[Extracts from a graphics dataset]

◆ ◆ ◆ ◆

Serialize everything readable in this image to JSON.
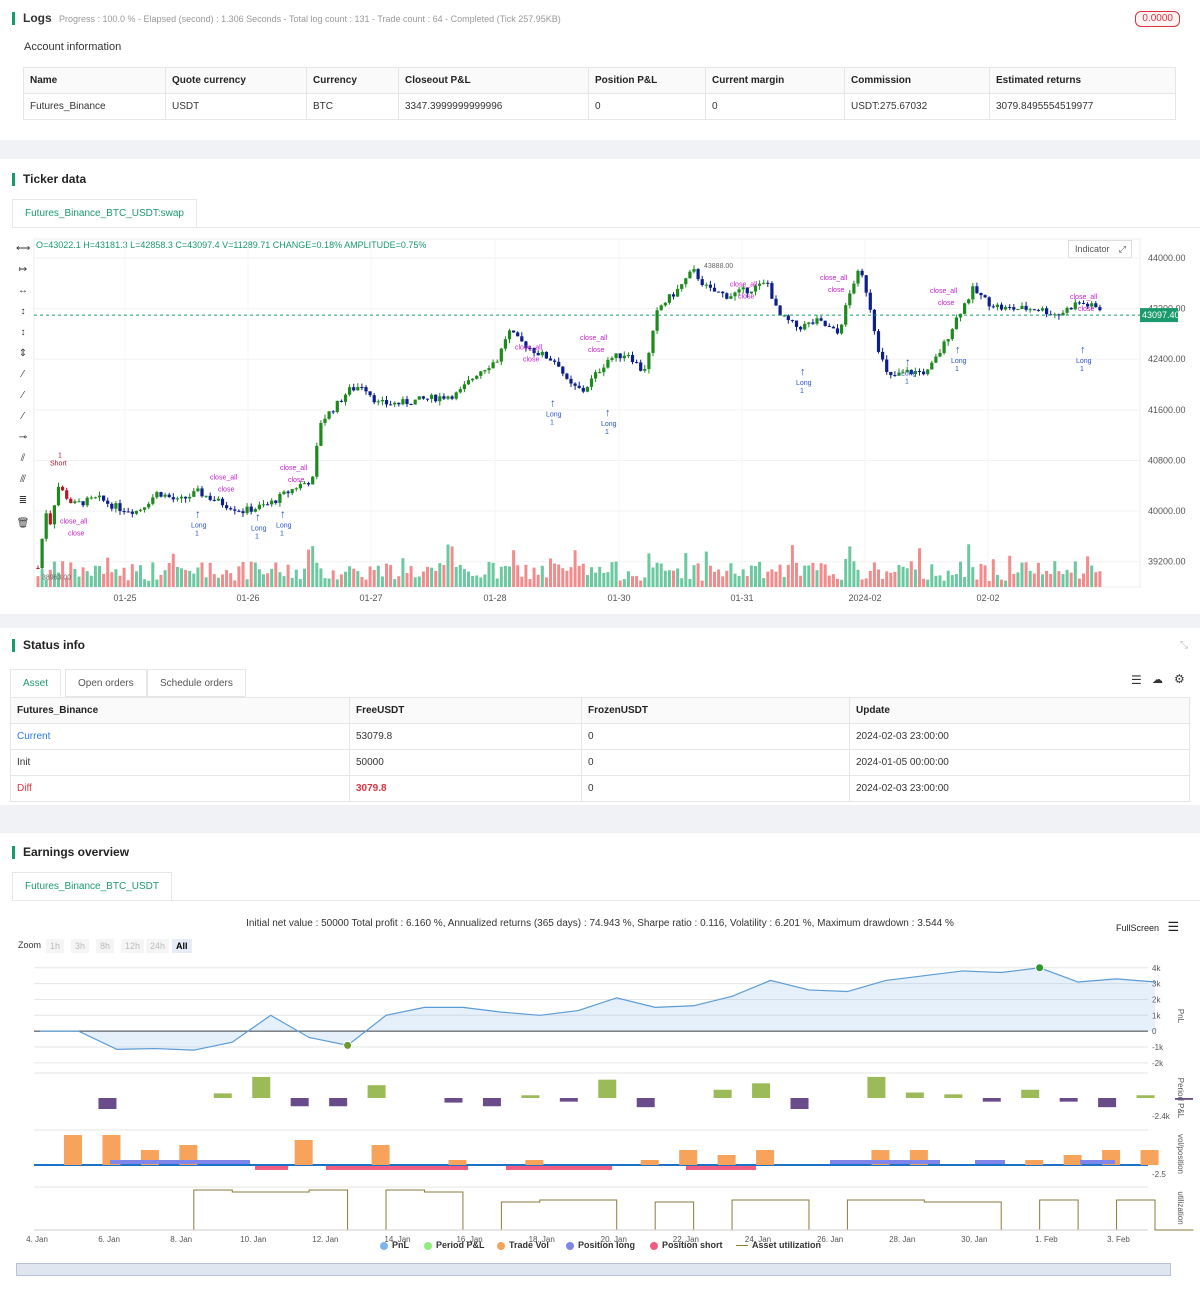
{
  "logs": {
    "title": "Logs",
    "summary": "Progress : 100.0 % - Elapsed (second) : 1.306  Seconds - Total log count : 131 - Trade count : 64 - Completed (Tick 257.95KB)",
    "badge": "0.0000"
  },
  "account": {
    "title": "Account information",
    "headers": [
      "Name",
      "Quote currency",
      "Currency",
      "Closeout P&L",
      "Position P&L",
      "Current margin",
      "Commission",
      "Estimated returns"
    ],
    "row": [
      "Futures_Binance",
      "USDT",
      "BTC",
      "3347.3999999999996",
      "0",
      "0",
      "USDT:275.67032",
      "3079.8495554519977"
    ]
  },
  "ticker": {
    "title": "Ticker data",
    "tab": "Futures_Binance_BTC_USDT:swap",
    "ohlc": "O=43022.1 H=43181.3 L=42858.3 C=43097.4 V=11289.71 CHANGE=0.18% AMPLITUDE=0.75%",
    "indicator_btn": "Indicator",
    "price_tag": "43097.40",
    "high_label": "43888.00",
    "low_label": "38963.00",
    "y_ticks": [
      "44000.00",
      "43200.00",
      "42400.00",
      "41600.00",
      "40800.00",
      "40000.00",
      "39200.00"
    ],
    "x_ticks": [
      "01-25",
      "01-26",
      "01-27",
      "01-28",
      "01-30",
      "01-31",
      "2024-02",
      "02-02"
    ],
    "colors": {
      "up": "#1e8a1e",
      "down": "#0d1f8c",
      "short": "#b2182b",
      "signal": "#c21ecc",
      "long_label": "#2a55c9"
    }
  },
  "status": {
    "title": "Status info",
    "tabs": [
      "Asset",
      "Open orders",
      "Schedule orders"
    ],
    "headers": [
      "Futures_Binance",
      "FreeUSDT",
      "FrozenUSDT",
      "Update"
    ],
    "rows": [
      [
        "Current",
        "53079.8",
        "0",
        "2024-02-03 23:00:00"
      ],
      [
        "Init",
        "50000",
        "0",
        "2024-01-05 00:00:00"
      ],
      [
        "Diff",
        "3079.8",
        "0",
        "2024-02-03 23:00:00"
      ]
    ]
  },
  "earnings": {
    "title": "Earnings overview",
    "tab": "Futures_Binance_BTC_USDT",
    "summary": "Initial net value : 50000 Total profit : 6.160 %, Annualized returns (365 days) : 74.943 %, Sharpe ratio : 0.116, Volatility : 6.201 %, Maximum drawdown : 3.544 %",
    "fullscreen": "FullScreen",
    "zoom_label": "Zoom",
    "zoom_options": [
      "1h",
      "3h",
      "8h",
      "12h",
      "24h",
      "All"
    ],
    "pnl_ticks": [
      "4k",
      "3k",
      "2k",
      "1k",
      "0",
      "-1k",
      "-2k"
    ],
    "period_tick": "-2.4k",
    "vol_tick": "-2.5",
    "axis_titles": [
      "PnL",
      "Period P&L",
      "vol/position",
      "utilization"
    ],
    "x_ticks": [
      "4. Jan",
      "6. Jan",
      "8. Jan",
      "10. Jan",
      "12. Jan",
      "14. Jan",
      "16. Jan",
      "18. Jan",
      "20. Jan",
      "22. Jan",
      "24. Jan",
      "26. Jan",
      "28. Jan",
      "30. Jan",
      "1. Feb",
      "3. Feb"
    ],
    "legend": [
      {
        "label": "PnL",
        "color": "#7cb5ec"
      },
      {
        "label": "Period P&L",
        "color": "#90ed7d"
      },
      {
        "label": "Trade Vol",
        "color": "#f7a35c"
      },
      {
        "label": "Position long",
        "color": "#8085e9"
      },
      {
        "label": "Position short",
        "color": "#f15c80"
      },
      {
        "label": "Asset utilization",
        "color": "#8b7a3a"
      }
    ],
    "pnl_series": [
      0,
      0,
      -1150,
      -1100,
      -1200,
      -700,
      1000,
      -400,
      -900,
      1000,
      1500,
      1500,
      1200,
      1000,
      1300,
      2100,
      1500,
      1600,
      2200,
      3200,
      2600,
      2500,
      3200,
      3500,
      3800,
      3700,
      4000,
      3100,
      3300,
      3100
    ],
    "period_series": [
      0,
      -1200,
      0,
      0,
      500,
      2300,
      -900,
      -900,
      1400,
      0,
      -500,
      -900,
      300,
      -400,
      2000,
      -1000,
      0,
      900,
      1600,
      -1200,
      0,
      2300,
      600,
      400,
      -400,
      900,
      -400,
      -1000,
      300,
      -200
    ],
    "trade_vol": [
      3,
      3,
      1.5,
      2,
      0,
      0,
      2.5,
      0,
      2,
      0,
      0.5,
      0,
      0.5,
      0,
      0,
      0.5,
      1.5,
      1,
      1.5,
      0,
      0,
      1.5,
      1.5,
      0,
      0,
      0.5,
      1,
      1.5,
      1.5,
      0
    ],
    "utilization": [
      0,
      0,
      0,
      0,
      1,
      0.95,
      0.95,
      1,
      0,
      1,
      0.95,
      0,
      0.7,
      0.75,
      0.75,
      0,
      0.7,
      0,
      0.75,
      0.75,
      0,
      0.75,
      0.75,
      0.7,
      0.7,
      0,
      0.75,
      0,
      0.75,
      0
    ]
  }
}
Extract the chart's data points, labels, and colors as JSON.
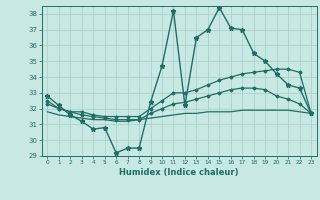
{
  "title": "",
  "xlabel": "Humidex (Indice chaleur)",
  "xlim": [
    -0.5,
    23.5
  ],
  "ylim": [
    29,
    38.5
  ],
  "yticks": [
    29,
    30,
    31,
    32,
    33,
    34,
    35,
    36,
    37,
    38
  ],
  "xticks": [
    0,
    1,
    2,
    3,
    4,
    5,
    6,
    7,
    8,
    9,
    10,
    11,
    12,
    13,
    14,
    15,
    16,
    17,
    18,
    19,
    20,
    21,
    22,
    23
  ],
  "bg_color": "#c8e8e4",
  "line_color": "#1e6e66",
  "grid_color": "#a8ccca",
  "series": [
    {
      "x": [
        0,
        1,
        2,
        3,
        4,
        5,
        6,
        7,
        8,
        9,
        10,
        11,
        12,
        13,
        14,
        15,
        16,
        17,
        18,
        19,
        20,
        21,
        22,
        23
      ],
      "y": [
        32.8,
        32.2,
        31.6,
        31.2,
        30.7,
        30.8,
        29.2,
        29.5,
        29.5,
        32.4,
        34.7,
        38.2,
        32.2,
        36.5,
        37.0,
        38.4,
        37.1,
        37.0,
        35.5,
        35.0,
        34.2,
        33.5,
        33.3,
        31.7
      ],
      "marker": "*",
      "markersize": 3.5,
      "linewidth": 1.0
    },
    {
      "x": [
        0,
        1,
        2,
        3,
        4,
        5,
        6,
        7,
        8,
        9,
        10,
        11,
        12,
        13,
        14,
        15,
        16,
        17,
        18,
        19,
        20,
        21,
        22,
        23
      ],
      "y": [
        32.5,
        32.0,
        31.8,
        31.8,
        31.6,
        31.5,
        31.5,
        31.5,
        31.5,
        32.0,
        32.5,
        33.0,
        33.0,
        33.2,
        33.5,
        33.8,
        34.0,
        34.2,
        34.3,
        34.4,
        34.5,
        34.5,
        34.3,
        31.7
      ],
      "marker": "D",
      "markersize": 1.5,
      "linewidth": 0.9
    },
    {
      "x": [
        0,
        1,
        2,
        3,
        4,
        5,
        6,
        7,
        8,
        9,
        10,
        11,
        12,
        13,
        14,
        15,
        16,
        17,
        18,
        19,
        20,
        21,
        22,
        23
      ],
      "y": [
        32.3,
        32.0,
        31.8,
        31.6,
        31.5,
        31.4,
        31.3,
        31.3,
        31.3,
        31.7,
        32.0,
        32.3,
        32.4,
        32.6,
        32.8,
        33.0,
        33.2,
        33.3,
        33.3,
        33.2,
        32.8,
        32.6,
        32.3,
        31.7
      ],
      "marker": "D",
      "markersize": 1.5,
      "linewidth": 0.9
    },
    {
      "x": [
        0,
        1,
        2,
        3,
        4,
        5,
        6,
        7,
        8,
        9,
        10,
        11,
        12,
        13,
        14,
        15,
        16,
        17,
        18,
        19,
        20,
        21,
        22,
        23
      ],
      "y": [
        31.8,
        31.6,
        31.5,
        31.4,
        31.3,
        31.3,
        31.2,
        31.2,
        31.3,
        31.4,
        31.5,
        31.6,
        31.7,
        31.7,
        31.8,
        31.8,
        31.8,
        31.9,
        31.9,
        31.9,
        31.9,
        31.9,
        31.8,
        31.7
      ],
      "marker": null,
      "markersize": 0,
      "linewidth": 0.9
    }
  ]
}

◆ ◆ ◆ ◆

=== DIRECTION ===
From the data above, show each line that contains "returns".

=== SOLUTION BELOW ===
      "Estimated returns"
    "summary": "Initial net value : 50000 Total profit : 6.160 %, Annualized returns (365 days) : 74.943 %, Sharpe ratio : 0.116, Volatility : 6.201 %, Maximum drawdown : 3.544 %",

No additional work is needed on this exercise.